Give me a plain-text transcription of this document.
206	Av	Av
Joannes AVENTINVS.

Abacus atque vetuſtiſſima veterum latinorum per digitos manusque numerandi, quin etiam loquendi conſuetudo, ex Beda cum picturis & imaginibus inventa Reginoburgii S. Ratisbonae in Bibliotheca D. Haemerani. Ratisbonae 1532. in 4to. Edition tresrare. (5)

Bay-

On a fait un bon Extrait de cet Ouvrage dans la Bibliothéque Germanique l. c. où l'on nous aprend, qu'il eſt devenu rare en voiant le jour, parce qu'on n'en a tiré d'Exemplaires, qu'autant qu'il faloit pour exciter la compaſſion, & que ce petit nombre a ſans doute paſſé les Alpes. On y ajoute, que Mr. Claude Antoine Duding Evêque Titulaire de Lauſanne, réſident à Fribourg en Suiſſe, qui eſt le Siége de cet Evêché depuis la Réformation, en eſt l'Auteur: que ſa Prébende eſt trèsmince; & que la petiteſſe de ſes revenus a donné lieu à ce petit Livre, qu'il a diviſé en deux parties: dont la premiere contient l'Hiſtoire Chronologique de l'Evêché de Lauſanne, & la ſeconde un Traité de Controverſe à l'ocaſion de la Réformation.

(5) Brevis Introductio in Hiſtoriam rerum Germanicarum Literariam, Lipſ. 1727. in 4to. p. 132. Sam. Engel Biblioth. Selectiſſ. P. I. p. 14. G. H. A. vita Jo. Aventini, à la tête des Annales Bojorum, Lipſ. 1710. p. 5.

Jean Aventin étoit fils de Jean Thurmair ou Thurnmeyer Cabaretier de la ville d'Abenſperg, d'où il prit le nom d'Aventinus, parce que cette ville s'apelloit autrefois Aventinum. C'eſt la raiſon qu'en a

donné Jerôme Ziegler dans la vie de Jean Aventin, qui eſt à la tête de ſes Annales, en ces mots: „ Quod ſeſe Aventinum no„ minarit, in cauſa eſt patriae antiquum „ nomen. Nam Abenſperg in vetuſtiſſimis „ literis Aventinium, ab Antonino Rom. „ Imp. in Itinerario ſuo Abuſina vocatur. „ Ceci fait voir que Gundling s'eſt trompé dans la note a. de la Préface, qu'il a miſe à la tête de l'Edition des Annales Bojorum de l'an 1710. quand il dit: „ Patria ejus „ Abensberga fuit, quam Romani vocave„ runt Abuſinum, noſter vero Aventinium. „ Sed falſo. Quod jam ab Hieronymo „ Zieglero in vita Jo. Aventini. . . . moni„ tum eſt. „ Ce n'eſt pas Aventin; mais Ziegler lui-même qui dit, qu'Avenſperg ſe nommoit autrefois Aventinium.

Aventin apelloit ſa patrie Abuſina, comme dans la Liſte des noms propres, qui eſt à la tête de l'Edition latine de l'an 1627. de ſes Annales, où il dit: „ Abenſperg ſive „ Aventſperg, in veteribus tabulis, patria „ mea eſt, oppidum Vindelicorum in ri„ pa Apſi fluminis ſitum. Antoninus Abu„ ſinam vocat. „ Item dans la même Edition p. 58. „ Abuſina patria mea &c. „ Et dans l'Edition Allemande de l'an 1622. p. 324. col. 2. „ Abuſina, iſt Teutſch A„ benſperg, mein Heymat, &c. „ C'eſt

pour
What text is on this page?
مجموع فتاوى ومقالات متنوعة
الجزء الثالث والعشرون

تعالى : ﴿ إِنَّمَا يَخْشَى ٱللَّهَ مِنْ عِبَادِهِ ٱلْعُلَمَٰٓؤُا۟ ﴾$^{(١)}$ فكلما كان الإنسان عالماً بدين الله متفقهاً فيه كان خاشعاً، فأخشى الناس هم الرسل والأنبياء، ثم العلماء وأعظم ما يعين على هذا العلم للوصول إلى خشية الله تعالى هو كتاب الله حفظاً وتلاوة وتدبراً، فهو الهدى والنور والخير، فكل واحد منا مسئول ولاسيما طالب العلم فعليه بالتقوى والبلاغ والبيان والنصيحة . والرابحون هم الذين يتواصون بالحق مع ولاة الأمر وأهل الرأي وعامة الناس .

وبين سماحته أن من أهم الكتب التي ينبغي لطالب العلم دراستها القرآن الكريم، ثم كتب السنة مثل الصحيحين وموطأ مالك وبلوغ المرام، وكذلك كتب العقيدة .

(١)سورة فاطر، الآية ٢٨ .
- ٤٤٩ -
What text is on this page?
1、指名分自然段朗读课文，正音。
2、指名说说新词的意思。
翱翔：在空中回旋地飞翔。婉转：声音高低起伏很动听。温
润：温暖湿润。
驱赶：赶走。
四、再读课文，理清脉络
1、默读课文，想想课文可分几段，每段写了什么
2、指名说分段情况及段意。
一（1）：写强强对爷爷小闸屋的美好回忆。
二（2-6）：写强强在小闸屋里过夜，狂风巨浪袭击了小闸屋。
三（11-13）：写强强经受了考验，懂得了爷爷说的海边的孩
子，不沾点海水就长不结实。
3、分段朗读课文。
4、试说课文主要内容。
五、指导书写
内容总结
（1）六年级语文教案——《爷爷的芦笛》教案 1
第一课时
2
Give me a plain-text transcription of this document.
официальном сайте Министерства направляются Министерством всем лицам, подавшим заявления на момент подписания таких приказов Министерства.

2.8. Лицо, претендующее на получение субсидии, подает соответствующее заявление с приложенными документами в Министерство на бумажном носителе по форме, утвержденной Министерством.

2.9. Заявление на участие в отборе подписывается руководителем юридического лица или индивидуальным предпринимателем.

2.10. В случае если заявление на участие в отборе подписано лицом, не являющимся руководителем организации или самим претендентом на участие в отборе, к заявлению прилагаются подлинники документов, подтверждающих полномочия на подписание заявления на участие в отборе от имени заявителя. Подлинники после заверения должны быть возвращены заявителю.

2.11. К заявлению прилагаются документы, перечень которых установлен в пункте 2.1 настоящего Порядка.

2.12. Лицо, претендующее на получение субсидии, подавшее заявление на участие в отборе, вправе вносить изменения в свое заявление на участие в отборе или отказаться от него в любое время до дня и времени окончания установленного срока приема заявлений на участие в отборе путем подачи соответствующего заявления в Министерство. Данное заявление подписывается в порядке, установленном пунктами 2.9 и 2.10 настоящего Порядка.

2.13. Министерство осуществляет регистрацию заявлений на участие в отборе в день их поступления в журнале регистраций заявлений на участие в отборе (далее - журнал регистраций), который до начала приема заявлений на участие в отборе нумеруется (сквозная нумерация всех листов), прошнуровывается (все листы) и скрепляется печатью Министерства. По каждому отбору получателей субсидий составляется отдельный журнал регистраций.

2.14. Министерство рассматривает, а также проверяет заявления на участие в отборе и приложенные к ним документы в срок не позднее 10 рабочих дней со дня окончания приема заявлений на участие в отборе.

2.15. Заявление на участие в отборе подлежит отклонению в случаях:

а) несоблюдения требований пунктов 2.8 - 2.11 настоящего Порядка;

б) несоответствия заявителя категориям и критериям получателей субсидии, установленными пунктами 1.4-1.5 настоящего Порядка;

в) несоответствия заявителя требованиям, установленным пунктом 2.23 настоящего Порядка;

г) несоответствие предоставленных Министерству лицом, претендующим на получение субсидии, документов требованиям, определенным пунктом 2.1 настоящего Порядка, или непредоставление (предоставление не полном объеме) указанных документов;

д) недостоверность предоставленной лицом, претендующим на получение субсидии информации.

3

Given instruction: All the data must be duplicated exactly, with nothing added or removed.

Answer to this problem:
Give me a plain-text transcription of this document.
206	Av	Av
Joannes AVENTINVS.

Abacus atque vetuſtiſſima veterum latinorum per digitos manusque numerandi, quin etiam loquendi conſuetudo, ex Beda cum picturis & imaginibus inventa Reginoburgii S. Ratisbonae in Bibliotheca D. Haemerani. Ratisbonae 1532. in 4to. Edition tresrare. (5)

Bay-

On a fait un bon Extrait de cet Ouvrage dans la Bibliothéque Germanique l. c. où l'on nous aprend, qu'il eſt devenu rare en voiant le jour, parce qu'on n'en a tiré d'Exemplaires, qu'autant qu'il faloit pour exciter la compaſſion, & que ce petit nombre a ſans doute paſſé les Alpes. On y ajoute, que Mr. Claude Antoine Duding Evêque Titulaire de Lauſanne, réſident à Fribourg en Suiſſe, qui eſt le Siége de cet Evêché depuis la Réformation, en eſt l'Auteur: que ſa Prébende eſt trèsmince; & que la petiteſſe de ſes revenus a donné lieu à ce petit Livre, qu'il a diviſé en deux parties: dont la premiere contient l'Hiſtoire Chronologique de l'Evêché de Lauſanne, & la ſeconde un Traité de Controverſe à l'ocaſion de la Réformation.

(5) Brevis Introductio in Hiſtoriam rerum Germanicarum Literariam, Lipſ. 1727. in 4to. p. 132. Sam. Engel Biblioth. Selectiſſ. P. I. p. 14. G. H. A. vita Jo. Aventini, à la tête des Annales Bojorum, Lipſ. 1710. p. 5.

Jean Aventin étoit fils de Jean Thurmair ou Thurnmeyer Cabaretier de la ville d'Abenſperg, d'où il prit le nom d'Aventinus, parce que cette ville s'apelloit autrefois Aventinum. C'eſt la raiſon qu'en a

donné Jerôme Ziegler dans la vie de Jean Aventin, qui eſt à la tête de ſes Annales, en ces mots: „ Quod ſeſe Aventinum no„ minarit, in cauſa eſt patriae antiquum „ nomen. Nam Abenſperg in vetuſtiſſimis „ literis Aventinium, ab Antonino Rom. „ Imp. in Itinerario ſuo Abuſina vocatur. „ Ceci fait voir que Gundling s'eſt trompé dans la note a. de la Préface, qu'il a miſe à la tête de l'Edition des Annales Bojorum de l'an 1710. quand il dit: „ Patria ejus „ Abensberga fuit, quam Romani vocave„ runt Abuſinum, noſter vero Aventinium. „ Sed falſo. Quod jam ab Hieronymo „ Zieglero in vita Jo. Aventini. . . . moni„ tum eſt. „ Ce n'eſt pas Aventin; mais Ziegler lui-même qui dit, qu'Avenſperg ſe nommoit autrefois Aventinium.

Aventin apelloit ſa patrie Abuſina, comme dans la Liſte des noms propres, qui eſt à la tête de l'Edition latine de l'an 1627. de ſes Annales, où il dit: „ Abenſperg ſive „ Aventſperg, in veteribus tabulis, patria „ mea eſt, oppidum Vindelicorum in ri„ pa Apſi fluminis ſitum. Antoninus Abu„ ſinam vocat. „ Item dans la même Edition p. 58. „ Abuſina patria mea &c. „ Et dans l'Edition Allemande de l'an 1622. p. 324. col. 2. „ Abuſina, iſt Teutſch A„ benſperg, mein Heymat, &c. „ C'eſt

pour
What text is on this page?
مجموع فتاوى ومقالات متنوعة
الجزء الثالث والعشرون

تعالى : ﴿ إِنَّمَا يَخْشَى ٱللَّهَ مِنْ عِبَادِهِ ٱلْعُلَمَٰٓؤُا۟ ﴾$^{(١)}$ فكلما كان الإنسان عالماً بدين الله متفقهاً فيه كان خاشعاً، فأخشى الناس هم الرسل والأنبياء، ثم العلماء وأعظم ما يعين على هذا العلم للوصول إلى خشية الله تعالى هو كتاب الله حفظاً وتلاوة وتدبراً، فهو الهدى والنور والخير، فكل واحد منا مسئول ولاسيما طالب العلم فعليه بالتقوى والبلاغ والبيان والنصيحة . والرابحون هم الذين يتواصون بالحق مع ولاة الأمر وأهل الرأي وعامة الناس .

وبين سماحته أن من أهم الكتب التي ينبغي لطالب العلم دراستها القرآن الكريم، ثم كتب السنة مثل الصحيحين وموطأ مالك وبلوغ المرام، وكذلك كتب العقيدة .

(١)سورة فاطر، الآية ٢٨ .
- ٤٤٩ -
What text is on this page?
1、指名分自然段朗读课文，正音。
2、指名说说新词的意思。
翱翔：在空中回旋地飞翔。婉转：声音高低起伏很动听。温
润：温暖湿润。
驱赶：赶走。
四、再读课文，理清脉络
1、默读课文，想想课文可分几段，每段写了什么
2、指名说分段情况及段意。
一（1）：写强强对爷爷小闸屋的美好回忆。
二（2-6）：写强强在小闸屋里过夜，狂风巨浪袭击了小闸屋。
三（11-13）：写强强经受了考验，懂得了爷爷说的海边的孩
子，不沾点海水就长不结实。
3、分段朗读课文。
4、试说课文主要内容。
五、指导书写
内容总结
（1）六年级语文教案——《爷爷的芦笛》教案 1
第一课时
2
Give me a plain-text transcription of this document.
официальном сайте Министерства направляются Министерством всем лицам, подавшим заявления на момент подписания таких приказов Министерства.

2.8. Лицо, претендующее на получение субсидии, подает соответствующее заявление с приложенными документами в Министерство на бумажном носителе по форме, утвержденной Министерством.

2.9. Заявление на участие в отборе подписывается руководителем юридического лица или индивидуальным предпринимателем.

2.10. В случае если заявление на участие в отборе подписано лицом, не являющимся руководителем организации или самим претендентом на участие в отборе, к заявлению прилагаются подлинники документов, подтверждающих полномочия на подписание заявления на участие в отборе от имени заявителя. Подлинники после заверения должны быть возвращены заявителю.

2.11. К заявлению прилагаются документы, перечень которых установлен в пункте 2.1 настоящего Порядка.

2.12. Лицо, претендующее на получение субсидии, подавшее заявление на участие в отборе, вправе вносить изменения в свое заявление на участие в отборе или отказаться от него в любое время до дня и времени окончания установленного срока приема заявлений на участие в отборе путем подачи соответствующего заявления в Министерство. Данное заявление подписывается в порядке, установленном пунктами 2.9 и 2.10 настоящего Порядка.

2.13. Министерство осуществляет регистрацию заявлений на участие в отборе в день их поступления в журнале регистраций заявлений на участие в отборе (далее - журнал регистраций), который до начала приема заявлений на участие в отборе нумеруется (сквозная нумерация всех листов), прошнуровывается (все листы) и скрепляется печатью Министерства. По каждому отбору получателей субсидий составляется отдельный журнал регистраций.

2.14. Министерство рассматривает, а также проверяет заявления на участие в отборе и приложенные к ним документы в срок не позднее 10 рабочих дней со дня окончания приема заявлений на участие в отборе.

2.15. Заявление на участие в отборе подлежит отклонению в случаях:

а) несоблюдения требований пунктов 2.8 - 2.11 настоящего Порядка;

б) несоответствия заявителя категориям и критериям получателей субсидии, установленными пунктами 1.4-1.5 настоящего Порядка;

в) несоответствия заявителя требованиям, установленным пунктом 2.23 настоящего Порядка;

г) несоответствие предоставленных Министерству лицом, претендующим на получение субсидии, документов требованиям, определенным пунктом 2.1 настоящего Порядка, или непредоставление (предоставление не полном объеме) указанных документов;

д) недостоверность предоставленной лицом, претендующим на получение субсидии информации.

3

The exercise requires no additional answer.